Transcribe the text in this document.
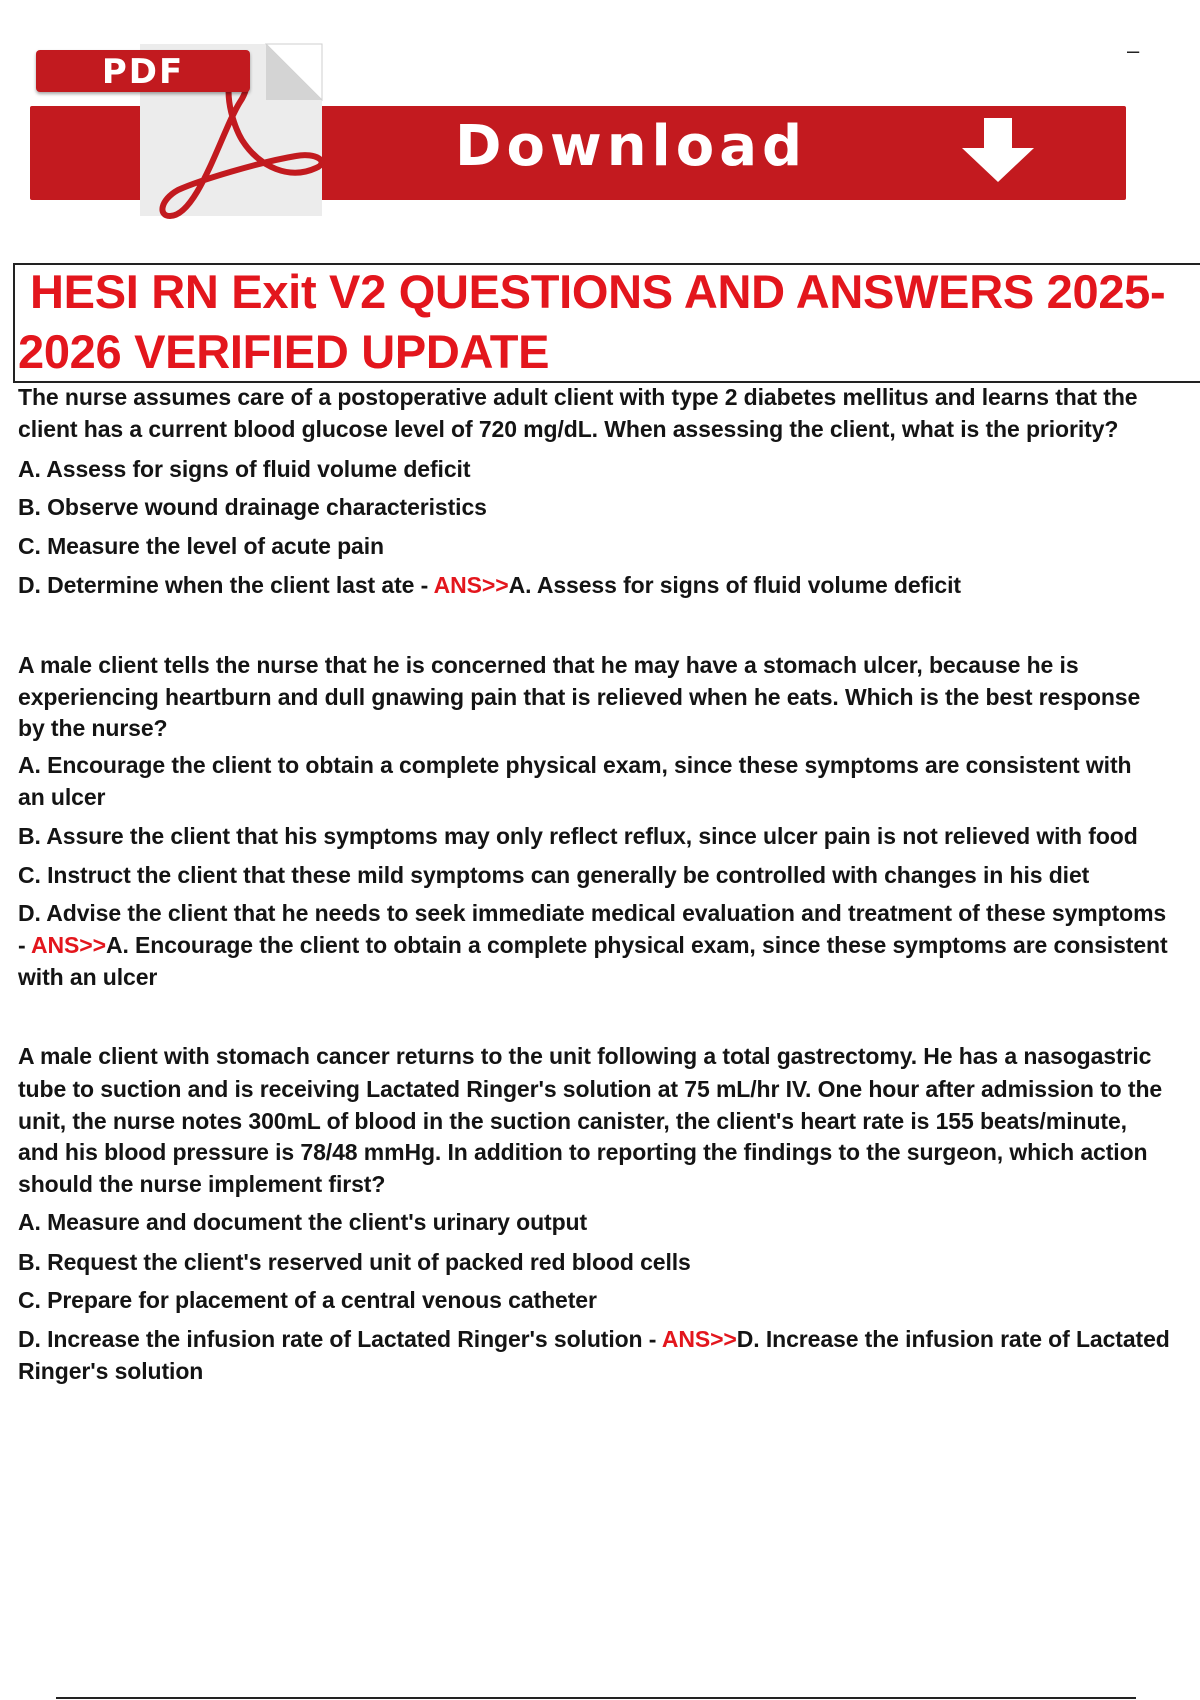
–
PDF
Download
HESI RN Exit V2 QUESTIONS AND ANSWERS 2025-
2026 VERIFIED UPDATE
The nurse assumes care of a postoperative adult client with type 2 diabetes mellitus and learns that the
client has a current blood glucose level of 720 mg/dL. When assessing the client, what is the priority?
A. Assess for signs of fluid volume deficit
B. Observe wound drainage characteristics
C. Measure the level of acute pain
D. Determine when the client last ate - ANS>>A. Assess for signs of fluid volume deficit
A male client tells the nurse that he is concerned that he may have a stomach ulcer, because he is
experiencing heartburn and dull gnawing pain that is relieved when he eats. Which is the best response
by the nurse?
A. Encourage the client to obtain a complete physical exam, since these symptoms are consistent with
an ulcer
B. Assure the client that his symptoms may only reflect reflux, since ulcer pain is not relieved with food
C. Instruct the client that these mild symptoms can generally be controlled with changes in his diet
D. Advise the client that he needs to seek immediate medical evaluation and treatment of these symptoms
- ANS>>A. Encourage the client to obtain a complete physical exam, since these symptoms are consistent
with an ulcer
A male client with stomach cancer returns to the unit following a total gastrectomy. He has a nasogastric
tube to suction and is receiving Lactated Ringer's solution at 75 mL/hr IV. One hour after admission to the
unit, the nurse notes 300mL of blood in the suction canister, the client's heart rate is 155 beats/minute,
and his blood pressure is 78/48 mmHg. In addition to reporting the findings to the surgeon, which action
should the nurse implement first?
A. Measure and document the client's urinary output
B. Request the client's reserved unit of packed red blood cells
C. Prepare for placement of a central venous catheter
D. Increase the infusion rate of Lactated Ringer's solution - ANS>>D. Increase the infusion rate of Lactated
Ringer's solution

══════════

» **TASK OBJECTIVE**
Quote all the lines above exactly as given. Do not include the pictures.

» **EXERCISE ANSWER**
Transcribe the text in this document.
–
PDF
Download
HESI RN Exit V2 QUESTIONS AND ANSWERS 2025-
2026 VERIFIED UPDATE
The nurse assumes care of a postoperative adult client with type 2 diabetes mellitus and learns that the
client has a current blood glucose level of 720 mg/dL. When assessing the client, what is the priority?
A. Assess for signs of fluid volume deficit
B. Observe wound drainage characteristics
C. Measure the level of acute pain
D. Determine when the client last ate - ANS>>A. Assess for signs of fluid volume deficit
A male client tells the nurse that he is concerned that he may have a stomach ulcer, because he is
experiencing heartburn and dull gnawing pain that is relieved when he eats. Which is the best response
by the nurse?
A. Encourage the client to obtain a complete physical exam, since these symptoms are consistent with
an ulcer
B. Assure the client that his symptoms may only reflect reflux, since ulcer pain is not relieved with food
C. Instruct the client that these mild symptoms can generally be controlled with changes in his diet
D. Advise the client that he needs to seek immediate medical evaluation and treatment of these symptoms
- ANS>>A. Encourage the client to obtain a complete physical exam, since these symptoms are consistent
with an ulcer
A male client with stomach cancer returns to the unit following a total gastrectomy. He has a nasogastric
tube to suction and is receiving Lactated Ringer's solution at 75 mL/hr IV. One hour after admission to the
unit, the nurse notes 300mL of blood in the suction canister, the client's heart rate is 155 beats/minute,
and his blood pressure is 78/48 mmHg. In addition to reporting the findings to the surgeon, which action
should the nurse implement first?
A. Measure and document the client's urinary output
B. Request the client's reserved unit of packed red blood cells
C. Prepare for placement of a central venous catheter
D. Increase the infusion rate of Lactated Ringer's solution - ANS>>D. Increase the infusion rate of Lactated
Ringer's solution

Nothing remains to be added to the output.